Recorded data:
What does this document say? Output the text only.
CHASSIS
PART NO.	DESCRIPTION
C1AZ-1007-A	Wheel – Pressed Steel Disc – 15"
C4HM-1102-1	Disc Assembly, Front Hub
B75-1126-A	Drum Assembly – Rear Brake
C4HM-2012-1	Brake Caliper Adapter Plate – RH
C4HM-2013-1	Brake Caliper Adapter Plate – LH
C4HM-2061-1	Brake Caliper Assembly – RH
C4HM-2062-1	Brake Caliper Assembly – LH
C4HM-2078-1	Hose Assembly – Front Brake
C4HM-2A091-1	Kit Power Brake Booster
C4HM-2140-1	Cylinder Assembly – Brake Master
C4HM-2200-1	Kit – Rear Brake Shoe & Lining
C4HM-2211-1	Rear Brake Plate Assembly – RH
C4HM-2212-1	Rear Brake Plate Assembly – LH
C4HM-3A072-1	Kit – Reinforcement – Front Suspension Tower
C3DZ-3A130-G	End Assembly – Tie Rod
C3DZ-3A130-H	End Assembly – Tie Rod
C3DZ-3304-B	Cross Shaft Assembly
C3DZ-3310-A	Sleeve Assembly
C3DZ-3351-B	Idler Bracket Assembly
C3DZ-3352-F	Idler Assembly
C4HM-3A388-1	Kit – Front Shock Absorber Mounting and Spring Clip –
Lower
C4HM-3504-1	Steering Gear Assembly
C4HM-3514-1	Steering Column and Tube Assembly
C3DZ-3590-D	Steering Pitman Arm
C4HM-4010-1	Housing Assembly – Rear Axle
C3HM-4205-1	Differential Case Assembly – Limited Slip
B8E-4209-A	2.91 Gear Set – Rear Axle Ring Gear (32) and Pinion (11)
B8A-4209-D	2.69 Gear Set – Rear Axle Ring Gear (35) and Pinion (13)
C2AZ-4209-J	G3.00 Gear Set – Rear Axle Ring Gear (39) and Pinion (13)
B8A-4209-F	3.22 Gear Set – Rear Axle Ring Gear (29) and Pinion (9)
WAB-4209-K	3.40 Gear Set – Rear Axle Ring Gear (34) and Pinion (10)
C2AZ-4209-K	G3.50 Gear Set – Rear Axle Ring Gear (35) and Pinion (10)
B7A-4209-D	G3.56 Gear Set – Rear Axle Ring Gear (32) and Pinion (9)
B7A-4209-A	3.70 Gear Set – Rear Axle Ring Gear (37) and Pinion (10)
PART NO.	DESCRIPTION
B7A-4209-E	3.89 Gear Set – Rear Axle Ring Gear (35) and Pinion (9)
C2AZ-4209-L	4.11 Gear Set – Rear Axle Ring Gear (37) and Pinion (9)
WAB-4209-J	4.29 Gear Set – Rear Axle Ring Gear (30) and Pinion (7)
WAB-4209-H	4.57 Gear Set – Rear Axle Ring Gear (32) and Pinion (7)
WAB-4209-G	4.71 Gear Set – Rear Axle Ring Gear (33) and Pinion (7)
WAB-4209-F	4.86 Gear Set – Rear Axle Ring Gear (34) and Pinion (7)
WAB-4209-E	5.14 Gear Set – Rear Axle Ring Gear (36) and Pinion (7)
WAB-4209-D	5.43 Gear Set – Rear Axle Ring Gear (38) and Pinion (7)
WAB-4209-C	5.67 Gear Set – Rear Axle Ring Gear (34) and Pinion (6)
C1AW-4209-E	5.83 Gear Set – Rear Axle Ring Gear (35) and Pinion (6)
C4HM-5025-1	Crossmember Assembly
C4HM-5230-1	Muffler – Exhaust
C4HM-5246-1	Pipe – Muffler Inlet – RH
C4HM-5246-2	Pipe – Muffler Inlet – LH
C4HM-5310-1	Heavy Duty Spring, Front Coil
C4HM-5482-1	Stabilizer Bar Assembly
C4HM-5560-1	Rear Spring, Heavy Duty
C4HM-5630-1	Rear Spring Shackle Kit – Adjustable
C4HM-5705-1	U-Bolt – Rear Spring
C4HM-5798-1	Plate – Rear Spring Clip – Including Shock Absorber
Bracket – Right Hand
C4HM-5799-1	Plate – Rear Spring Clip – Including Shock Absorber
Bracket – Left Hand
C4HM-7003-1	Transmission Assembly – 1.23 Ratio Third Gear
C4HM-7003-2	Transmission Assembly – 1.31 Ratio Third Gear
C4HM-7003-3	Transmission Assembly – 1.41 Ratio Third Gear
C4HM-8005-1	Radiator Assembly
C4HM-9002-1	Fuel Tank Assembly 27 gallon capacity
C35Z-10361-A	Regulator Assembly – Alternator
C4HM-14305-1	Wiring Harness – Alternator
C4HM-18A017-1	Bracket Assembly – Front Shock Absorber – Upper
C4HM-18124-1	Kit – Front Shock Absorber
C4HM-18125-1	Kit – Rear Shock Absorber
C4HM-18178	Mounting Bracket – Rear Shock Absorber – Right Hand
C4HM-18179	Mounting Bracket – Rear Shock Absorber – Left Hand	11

> Instructions to follow
Write the material out again word for word.

> Completed task
What does this document say? Output the text only.
CHASSIS
PART NO.	DESCRIPTION
C1AZ-1007-A	Wheel – Pressed Steel Disc – 15"
C4HM-1102-1	Disc Assembly, Front Hub
B75-1126-A	Drum Assembly – Rear Brake
C4HM-2012-1	Brake Caliper Adapter Plate – RH
C4HM-2013-1	Brake Caliper Adapter Plate – LH
C4HM-2061-1	Brake Caliper Assembly – RH
C4HM-2062-1	Brake Caliper Assembly – LH
C4HM-2078-1	Hose Assembly – Front Brake
C4HM-2A091-1	Kit Power Brake Booster
C4HM-2140-1	Cylinder Assembly – Brake Master
C4HM-2200-1	Kit – Rear Brake Shoe & Lining
C4HM-2211-1	Rear Brake Plate Assembly – RH
C4HM-2212-1	Rear Brake Plate Assembly – LH
C4HM-3A072-1	Kit – Reinforcement – Front Suspension Tower
C3DZ-3A130-G	End Assembly – Tie Rod
C3DZ-3A130-H	End Assembly – Tie Rod
C3DZ-3304-B	Cross Shaft Assembly
C3DZ-3310-A	Sleeve Assembly
C3DZ-3351-B	Idler Bracket Assembly
C3DZ-3352-F	Idler Assembly
C4HM-3A388-1	Kit – Front Shock Absorber Mounting and Spring Clip –
Lower
C4HM-3504-1	Steering Gear Assembly
C4HM-3514-1	Steering Column and Tube Assembly
C3DZ-3590-D	Steering Pitman Arm
C4HM-4010-1	Housing Assembly – Rear Axle
C3HM-4205-1	Differential Case Assembly – Limited Slip
B8E-4209-A	2.91 Gear Set – Rear Axle Ring Gear (32) and Pinion (11)
B8A-4209-D	2.69 Gear Set – Rear Axle Ring Gear (35) and Pinion (13)
C2AZ-4209-J	G3.00 Gear Set – Rear Axle Ring Gear (39) and Pinion (13)
B8A-4209-F	3.22 Gear Set – Rear Axle Ring Gear (29) and Pinion (9)
WAB-4209-K	3.40 Gear Set – Rear Axle Ring Gear (34) and Pinion (10)
C2AZ-4209-K	G3.50 Gear Set – Rear Axle Ring Gear (35) and Pinion (10)
B7A-4209-D	G3.56 Gear Set – Rear Axle Ring Gear (32) and Pinion (9)
B7A-4209-A	3.70 Gear Set – Rear Axle Ring Gear (37) and Pinion (10)
PART NO.	DESCRIPTION
B7A-4209-E	3.89 Gear Set – Rear Axle Ring Gear (35) and Pinion (9)
C2AZ-4209-L	4.11 Gear Set – Rear Axle Ring Gear (37) and Pinion (9)
WAB-4209-J	4.29 Gear Set – Rear Axle Ring Gear (30) and Pinion (7)
WAB-4209-H	4.57 Gear Set – Rear Axle Ring Gear (32) and Pinion (7)
WAB-4209-G	4.71 Gear Set – Rear Axle Ring Gear (33) and Pinion (7)
WAB-4209-F	4.86 Gear Set – Rear Axle Ring Gear (34) and Pinion (7)
WAB-4209-E	5.14 Gear Set – Rear Axle Ring Gear (36) and Pinion (7)
WAB-4209-D	5.43 Gear Set – Rear Axle Ring Gear (38) and Pinion (7)
WAB-4209-C	5.67 Gear Set – Rear Axle Ring Gear (34) and Pinion (6)
C1AW-4209-E	5.83 Gear Set – Rear Axle Ring Gear (35) and Pinion (6)
C4HM-5025-1	Crossmember Assembly
C4HM-5230-1	Muffler – Exhaust
C4HM-5246-1	Pipe – Muffler Inlet – RH
C4HM-5246-2	Pipe – Muffler Inlet – LH
C4HM-5310-1	Heavy Duty Spring, Front Coil
C4HM-5482-1	Stabilizer Bar Assembly
C4HM-5560-1	Rear Spring, Heavy Duty
C4HM-5630-1	Rear Spring Shackle Kit – Adjustable
C4HM-5705-1	U-Bolt – Rear Spring
C4HM-5798-1	Plate – Rear Spring Clip – Including Shock Absorber
Bracket – Right Hand
C4HM-5799-1	Plate – Rear Spring Clip – Including Shock Absorber
Bracket – Left Hand
C4HM-7003-1	Transmission Assembly – 1.23 Ratio Third Gear
C4HM-7003-2	Transmission Assembly – 1.31 Ratio Third Gear
C4HM-7003-3	Transmission Assembly – 1.41 Ratio Third Gear
C4HM-8005-1	Radiator Assembly
C4HM-9002-1	Fuel Tank Assembly 27 gallon capacity
C35Z-10361-A	Regulator Assembly – Alternator
C4HM-14305-1	Wiring Harness – Alternator
C4HM-18A017-1	Bracket Assembly – Front Shock Absorber – Upper
C4HM-18124-1	Kit – Front Shock Absorber
C4HM-18125-1	Kit – Rear Shock Absorber
C4HM-18178	Mounting Bracket – Rear Shock Absorber – Right Hand
C4HM-18179	Mounting Bracket – Rear Shock Absorber – Left Hand	11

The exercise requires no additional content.